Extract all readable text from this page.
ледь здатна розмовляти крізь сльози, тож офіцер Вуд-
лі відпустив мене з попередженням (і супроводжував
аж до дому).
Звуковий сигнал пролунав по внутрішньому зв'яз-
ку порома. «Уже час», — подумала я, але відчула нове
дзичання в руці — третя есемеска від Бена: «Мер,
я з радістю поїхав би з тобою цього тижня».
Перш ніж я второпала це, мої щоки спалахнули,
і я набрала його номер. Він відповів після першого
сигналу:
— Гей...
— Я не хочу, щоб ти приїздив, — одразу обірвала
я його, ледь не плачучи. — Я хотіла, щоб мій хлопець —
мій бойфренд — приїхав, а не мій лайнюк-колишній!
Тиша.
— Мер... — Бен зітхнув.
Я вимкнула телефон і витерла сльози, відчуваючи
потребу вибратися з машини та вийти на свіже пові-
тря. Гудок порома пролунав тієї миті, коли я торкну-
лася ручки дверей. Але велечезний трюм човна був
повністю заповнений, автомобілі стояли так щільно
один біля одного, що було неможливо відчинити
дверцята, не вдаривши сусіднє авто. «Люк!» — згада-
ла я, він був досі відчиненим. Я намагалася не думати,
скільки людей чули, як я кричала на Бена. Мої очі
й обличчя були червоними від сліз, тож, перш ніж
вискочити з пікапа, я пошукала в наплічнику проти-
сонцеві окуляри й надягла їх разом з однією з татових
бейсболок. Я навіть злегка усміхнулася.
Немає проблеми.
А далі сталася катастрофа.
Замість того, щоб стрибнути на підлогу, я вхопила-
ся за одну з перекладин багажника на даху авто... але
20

> EXERCISE REQUIREMENTS: Each line must be given again exactly as written above.

> SOLUTION TO THE PROBLEM:
Extract all readable text from this page.
ледь здатна розмовляти крізь сльози, тож офіцер Вуд-
лі відпустив мене з попередженням (і супроводжував
аж до дому).
Звуковий сигнал пролунав по внутрішньому зв'яз-
ку порома. «Уже час», — подумала я, але відчула нове
дзичання в руці — третя есемеска від Бена: «Мер,
я з радістю поїхав би з тобою цього тижня».
Перш ніж я второпала це, мої щоки спалахнули,
і я набрала його номер. Він відповів після першого
сигналу:
— Гей...
— Я не хочу, щоб ти приїздив, — одразу обірвала
я його, ледь не плачучи. — Я хотіла, щоб мій хлопець —
мій бойфренд — приїхав, а не мій лайнюк-колишній!
Тиша.
— Мер... — Бен зітхнув.
Я вимкнула телефон і витерла сльози, відчуваючи
потребу вибратися з машини та вийти на свіже пові-
тря. Гудок порома пролунав тієї миті, коли я торкну-
лася ручки дверей. Але велечезний трюм човна був
повністю заповнений, автомобілі стояли так щільно
один біля одного, що було неможливо відчинити
дверцята, не вдаривши сусіднє авто. «Люк!» — згада-
ла я, він був досі відчиненим. Я намагалася не думати,
скільки людей чули, як я кричала на Бена. Мої очі
й обличчя були червоними від сліз, тож, перш ніж
вискочити з пікапа, я пошукала в наплічнику проти-
сонцеві окуляри й надягла їх разом з однією з татових
бейсболок. Я навіть злегка усміхнулася.
Немає проблеми.
А далі сталася катастрофа.
Замість того, щоб стрибнути на підлогу, я вхопила-
ся за одну з перекладин багажника на даху авто... але
20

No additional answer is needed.